### WHAT TO DO
Return the entries verbatim and drop every picture.
****************
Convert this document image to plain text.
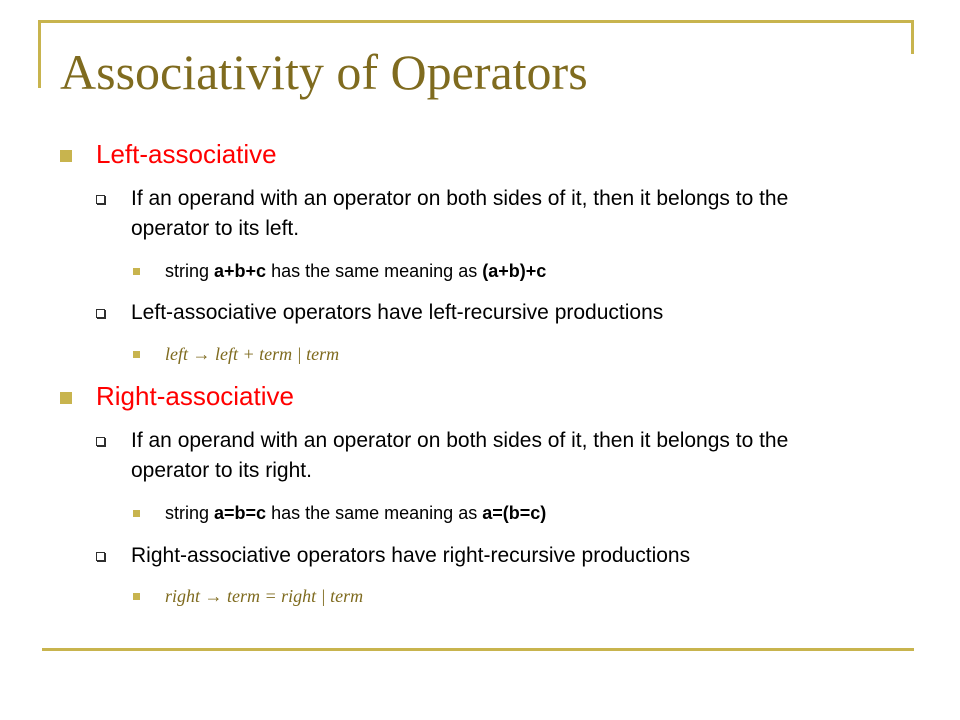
Associativity of Operators
Left-associative
If an operand with an operator on both sides of it, then it belongs to the operator to its left.
string a+b+c has the same meaning as (a+b)+c
Left-associative operators have left-recursive productions
left → left + term | term
Right-associative
If an operand with an operator on both sides of it, then it belongs to the operator to its right.
string a=b=c has the same meaning as a=(b=c)
Right-associative operators have right-recursive productions
right → term = right | term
****************
### EXERCISE OUTPUT
Convert this document image to plain text.
Associativity of Operators
Left-associative
If an operand with an operator on both sides of it, then it belongs to the operator to its left.
string a+b+c has the same meaning as (a+b)+c
Left-associative operators have left-recursive productions
left → left + term | term
Right-associative
If an operand with an operator on both sides of it, then it belongs to the operator to its right.
string a=b=c has the same meaning as a=(b=c)
Right-associative operators have right-recursive productions
right → term = right | term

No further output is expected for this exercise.